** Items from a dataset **
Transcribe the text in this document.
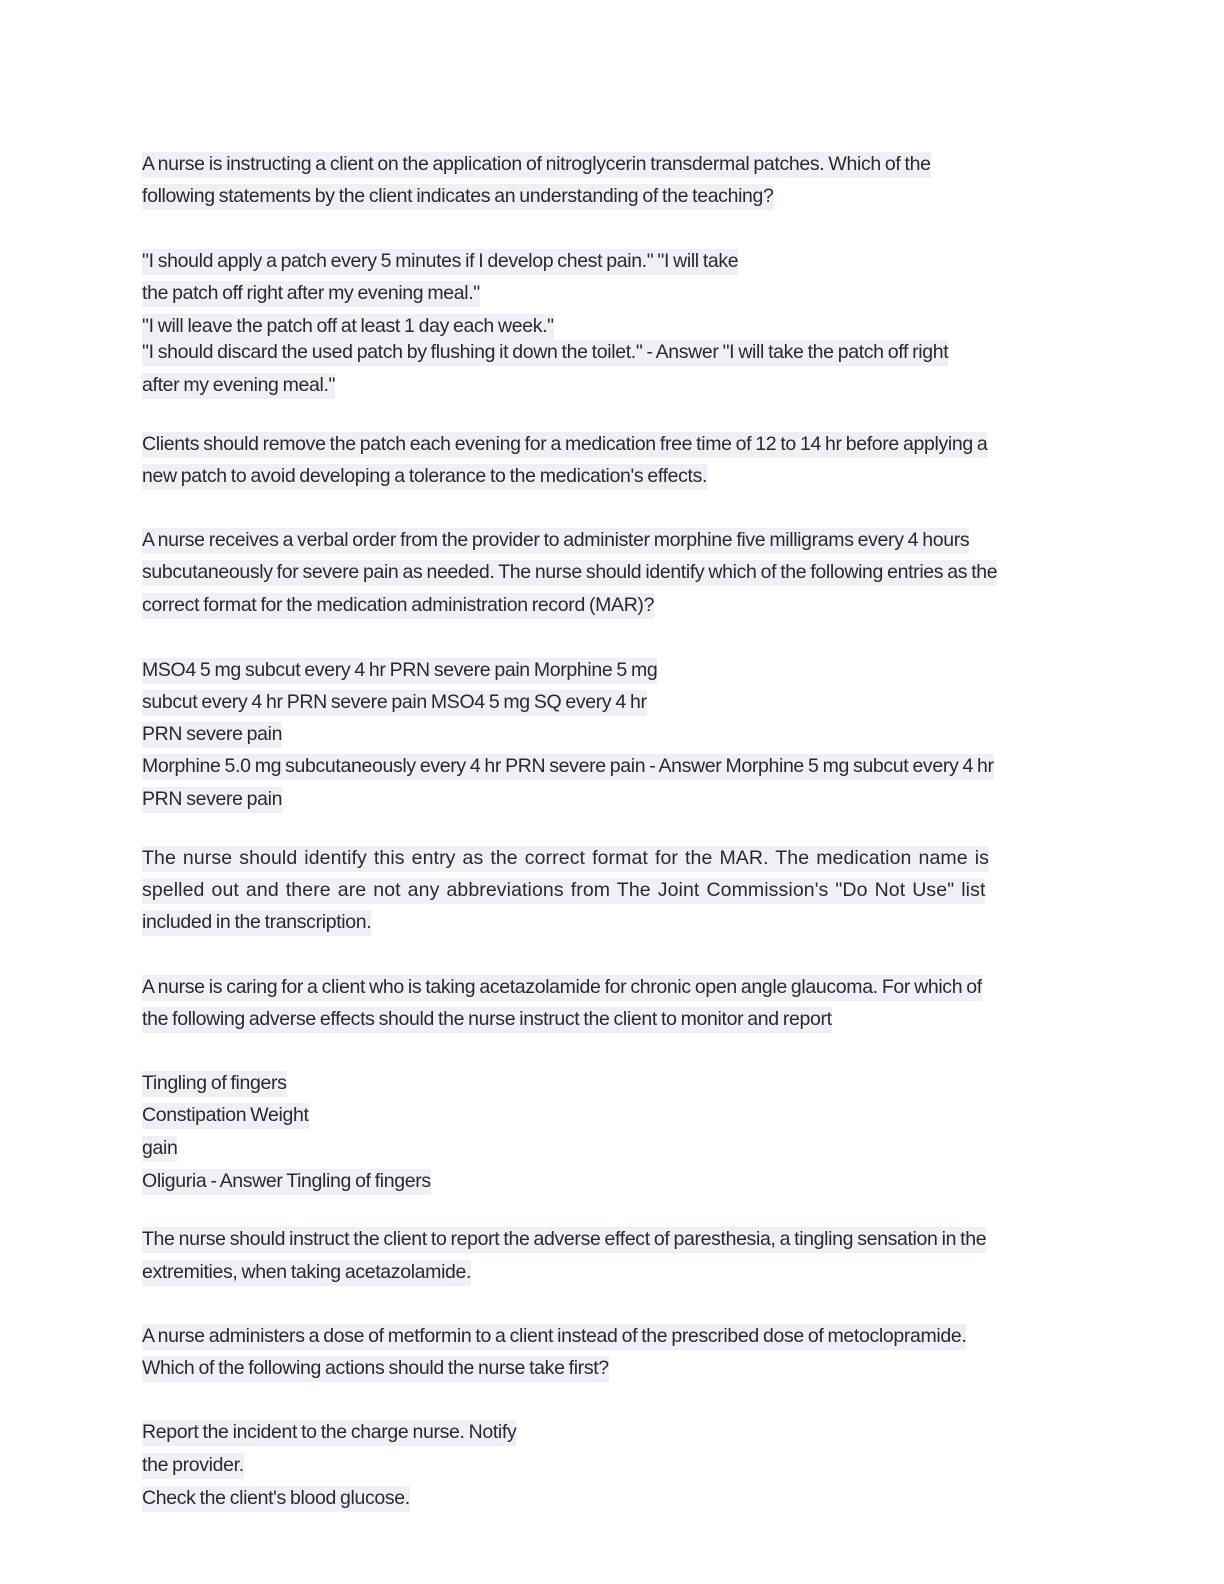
A nurse is instructing a client on the application of nitroglycerin transdermal patches. Which of the
following statements by the client indicates an understanding of the teaching?
"I should apply a patch every 5 minutes if I develop chest pain." "I will take
the patch off right after my evening meal."
"I will leave the patch off at least 1 day each week."
"I should discard the used patch by flushing it down the toilet." - Answer "I will take the patch off right
after my evening meal."
Clients should remove the patch each evening for a medication free time of 12 to 14 hr before applying a
new patch to avoid developing a tolerance to the medication's effects.
A nurse receives a verbal order from the provider to administer morphine five milligrams every 4 hours
subcutaneously for severe pain as needed. The nurse should identify which of the following entries as the
correct format for the medication administration record (MAR)?
MSO4 5 mg subcut every 4 hr PRN severe pain Morphine 5 mg
subcut every 4 hr PRN severe pain MSO4 5 mg SQ every 4 hr
PRN severe pain
Morphine 5.0 mg subcutaneously every 4 hr PRN severe pain - Answer Morphine 5 mg subcut every 4 hr
PRN severe pain
The nurse should identify this entry as the correct format for the MAR. The medication name is
spelled out and there are not any abbreviations from The Joint Commission's "Do Not Use" list
included in the transcription.
A nurse is caring for a client who is taking acetazolamide for chronic open angle glaucoma. For which of
the following adverse effects should the nurse instruct the client to monitor and report
Tingling of fingers
Constipation Weight
gain
Oliguria - Answer Tingling of fingers
The nurse should instruct the client to report the adverse effect of paresthesia, a tingling sensation in the
extremities, when taking acetazolamide.
A nurse administers a dose of metformin to a client instead of the prescribed dose of metoclopramide.
Which of the following actions should the nurse take first?
Report the incident to the charge nurse. Notify
the provider.
Check the client's blood glucose.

** INSTRUCTION **
Quote the data above in full and without alteration; skip the pictures.

** TASK RESULT **
Transcribe the text in this document.
A nurse is instructing a client on the application of nitroglycerin transdermal patches. Which of the
following statements by the client indicates an understanding of the teaching?
"I should apply a patch every 5 minutes if I develop chest pain." "I will take
the patch off right after my evening meal."
"I will leave the patch off at least 1 day each week."
"I should discard the used patch by flushing it down the toilet." - Answer "I will take the patch off right
after my evening meal."
Clients should remove the patch each evening for a medication free time of 12 to 14 hr before applying a
new patch to avoid developing a tolerance to the medication's effects.
A nurse receives a verbal order from the provider to administer morphine five milligrams every 4 hours
subcutaneously for severe pain as needed. The nurse should identify which of the following entries as the
correct format for the medication administration record (MAR)?
MSO4 5 mg subcut every 4 hr PRN severe pain Morphine 5 mg
subcut every 4 hr PRN severe pain MSO4 5 mg SQ every 4 hr
PRN severe pain
Morphine 5.0 mg subcutaneously every 4 hr PRN severe pain - Answer Morphine 5 mg subcut every 4 hr
PRN severe pain
The nurse should identify this entry as the correct format for the MAR. The medication name is
spelled out and there are not any abbreviations from The Joint Commission's "Do Not Use" list
included in the transcription.
A nurse is caring for a client who is taking acetazolamide for chronic open angle glaucoma. For which of
the following adverse effects should the nurse instruct the client to monitor and report
Tingling of fingers
Constipation Weight
gain
Oliguria - Answer Tingling of fingers
The nurse should instruct the client to report the adverse effect of paresthesia, a tingling sensation in the
extremities, when taking acetazolamide.
A nurse administers a dose of metformin to a client instead of the prescribed dose of metoclopramide.
Which of the following actions should the nurse take first?
Report the incident to the charge nurse. Notify
the provider.
Check the client's blood glucose.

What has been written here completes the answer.